* Problem details *
Tally the lines that contain "quản" and report the total alone.

***** Excerpted data *****

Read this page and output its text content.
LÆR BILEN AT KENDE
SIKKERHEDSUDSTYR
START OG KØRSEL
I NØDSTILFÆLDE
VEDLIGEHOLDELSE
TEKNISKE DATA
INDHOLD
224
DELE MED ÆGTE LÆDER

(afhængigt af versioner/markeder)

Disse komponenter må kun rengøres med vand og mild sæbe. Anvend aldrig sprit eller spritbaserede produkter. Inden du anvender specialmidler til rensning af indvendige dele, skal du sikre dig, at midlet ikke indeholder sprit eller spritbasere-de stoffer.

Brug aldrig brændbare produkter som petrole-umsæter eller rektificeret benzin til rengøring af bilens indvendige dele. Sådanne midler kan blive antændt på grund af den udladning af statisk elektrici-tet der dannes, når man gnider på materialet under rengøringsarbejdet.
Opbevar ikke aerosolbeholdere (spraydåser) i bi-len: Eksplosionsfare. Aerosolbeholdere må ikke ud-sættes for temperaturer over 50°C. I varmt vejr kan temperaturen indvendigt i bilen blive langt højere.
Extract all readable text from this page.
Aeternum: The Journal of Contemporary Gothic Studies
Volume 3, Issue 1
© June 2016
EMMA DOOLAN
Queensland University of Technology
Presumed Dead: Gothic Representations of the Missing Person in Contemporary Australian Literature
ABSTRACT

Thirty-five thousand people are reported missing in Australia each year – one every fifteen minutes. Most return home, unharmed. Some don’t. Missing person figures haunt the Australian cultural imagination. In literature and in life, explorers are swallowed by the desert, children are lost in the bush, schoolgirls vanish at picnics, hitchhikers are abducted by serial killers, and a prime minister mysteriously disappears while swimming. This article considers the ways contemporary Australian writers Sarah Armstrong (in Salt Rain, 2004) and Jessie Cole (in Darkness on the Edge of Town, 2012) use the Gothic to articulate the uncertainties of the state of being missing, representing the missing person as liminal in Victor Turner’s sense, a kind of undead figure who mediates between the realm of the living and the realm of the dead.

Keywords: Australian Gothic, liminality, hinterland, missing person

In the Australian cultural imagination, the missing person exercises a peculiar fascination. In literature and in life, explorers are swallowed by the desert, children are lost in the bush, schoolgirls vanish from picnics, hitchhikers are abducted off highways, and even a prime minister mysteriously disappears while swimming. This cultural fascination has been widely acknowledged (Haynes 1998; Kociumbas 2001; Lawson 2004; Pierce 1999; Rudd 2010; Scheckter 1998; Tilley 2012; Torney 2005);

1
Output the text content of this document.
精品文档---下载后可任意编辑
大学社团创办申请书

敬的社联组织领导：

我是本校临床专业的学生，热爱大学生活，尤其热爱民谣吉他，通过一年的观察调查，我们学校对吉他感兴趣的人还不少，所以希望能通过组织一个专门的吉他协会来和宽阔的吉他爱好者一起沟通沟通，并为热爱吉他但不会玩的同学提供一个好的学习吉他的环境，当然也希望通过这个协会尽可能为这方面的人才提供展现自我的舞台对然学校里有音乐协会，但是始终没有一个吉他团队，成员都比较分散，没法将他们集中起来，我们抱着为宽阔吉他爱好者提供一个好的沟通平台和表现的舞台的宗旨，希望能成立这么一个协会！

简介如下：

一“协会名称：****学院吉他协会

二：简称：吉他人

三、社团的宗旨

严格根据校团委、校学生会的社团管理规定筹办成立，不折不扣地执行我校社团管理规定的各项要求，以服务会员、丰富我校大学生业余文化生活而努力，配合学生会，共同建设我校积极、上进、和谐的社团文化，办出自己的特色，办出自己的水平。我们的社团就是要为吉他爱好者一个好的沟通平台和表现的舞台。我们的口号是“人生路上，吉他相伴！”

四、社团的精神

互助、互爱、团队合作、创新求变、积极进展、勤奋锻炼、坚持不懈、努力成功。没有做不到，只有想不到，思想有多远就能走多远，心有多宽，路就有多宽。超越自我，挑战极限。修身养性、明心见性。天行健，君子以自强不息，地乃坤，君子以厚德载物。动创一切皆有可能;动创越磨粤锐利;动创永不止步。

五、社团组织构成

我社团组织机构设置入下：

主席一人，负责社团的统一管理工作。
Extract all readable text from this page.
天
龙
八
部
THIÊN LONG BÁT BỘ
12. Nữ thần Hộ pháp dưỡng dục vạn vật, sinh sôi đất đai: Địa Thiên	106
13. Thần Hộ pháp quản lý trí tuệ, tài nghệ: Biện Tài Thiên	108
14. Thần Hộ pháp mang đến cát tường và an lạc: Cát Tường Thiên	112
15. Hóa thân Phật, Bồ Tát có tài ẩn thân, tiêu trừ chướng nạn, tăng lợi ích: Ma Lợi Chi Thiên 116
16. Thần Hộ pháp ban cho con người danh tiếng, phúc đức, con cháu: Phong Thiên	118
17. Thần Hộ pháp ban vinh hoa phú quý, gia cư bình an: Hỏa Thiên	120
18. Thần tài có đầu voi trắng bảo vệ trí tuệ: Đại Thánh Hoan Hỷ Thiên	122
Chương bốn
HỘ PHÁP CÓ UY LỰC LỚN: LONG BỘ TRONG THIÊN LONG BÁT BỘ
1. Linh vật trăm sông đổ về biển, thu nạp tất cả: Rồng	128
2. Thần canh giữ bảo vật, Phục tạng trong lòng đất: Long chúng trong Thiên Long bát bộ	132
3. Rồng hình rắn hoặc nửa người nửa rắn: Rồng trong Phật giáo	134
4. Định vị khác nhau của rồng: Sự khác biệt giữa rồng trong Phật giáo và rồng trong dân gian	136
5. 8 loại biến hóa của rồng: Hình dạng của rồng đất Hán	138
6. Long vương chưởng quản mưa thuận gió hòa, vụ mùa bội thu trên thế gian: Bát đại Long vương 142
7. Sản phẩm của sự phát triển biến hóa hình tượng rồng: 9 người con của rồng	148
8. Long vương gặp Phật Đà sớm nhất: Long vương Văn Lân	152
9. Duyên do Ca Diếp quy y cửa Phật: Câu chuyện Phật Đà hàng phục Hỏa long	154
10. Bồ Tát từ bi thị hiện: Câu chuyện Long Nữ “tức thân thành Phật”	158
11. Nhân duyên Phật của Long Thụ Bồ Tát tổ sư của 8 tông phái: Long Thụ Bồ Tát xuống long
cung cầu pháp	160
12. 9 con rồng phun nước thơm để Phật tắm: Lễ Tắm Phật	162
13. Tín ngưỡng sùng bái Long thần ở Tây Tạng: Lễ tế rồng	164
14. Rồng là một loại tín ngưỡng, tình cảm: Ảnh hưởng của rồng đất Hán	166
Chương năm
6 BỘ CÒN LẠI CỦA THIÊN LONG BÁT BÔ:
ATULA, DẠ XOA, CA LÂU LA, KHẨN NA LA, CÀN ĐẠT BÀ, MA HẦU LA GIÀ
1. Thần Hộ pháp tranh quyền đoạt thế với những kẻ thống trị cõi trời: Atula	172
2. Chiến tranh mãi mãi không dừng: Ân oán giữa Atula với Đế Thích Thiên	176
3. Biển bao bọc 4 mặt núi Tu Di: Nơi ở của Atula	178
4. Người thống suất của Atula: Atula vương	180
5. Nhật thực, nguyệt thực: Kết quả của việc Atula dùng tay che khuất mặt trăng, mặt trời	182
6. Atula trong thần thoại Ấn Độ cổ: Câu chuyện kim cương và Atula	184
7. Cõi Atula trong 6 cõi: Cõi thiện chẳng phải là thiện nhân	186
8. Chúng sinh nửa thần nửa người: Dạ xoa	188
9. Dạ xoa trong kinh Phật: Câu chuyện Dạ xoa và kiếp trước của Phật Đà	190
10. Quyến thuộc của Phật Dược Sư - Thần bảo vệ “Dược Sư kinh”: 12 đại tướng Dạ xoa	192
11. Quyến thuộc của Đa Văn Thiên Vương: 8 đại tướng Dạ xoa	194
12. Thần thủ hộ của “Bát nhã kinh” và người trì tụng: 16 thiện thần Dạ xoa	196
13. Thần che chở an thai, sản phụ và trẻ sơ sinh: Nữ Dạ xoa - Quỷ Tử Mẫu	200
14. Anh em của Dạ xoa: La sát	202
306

*****

* Written answer *
2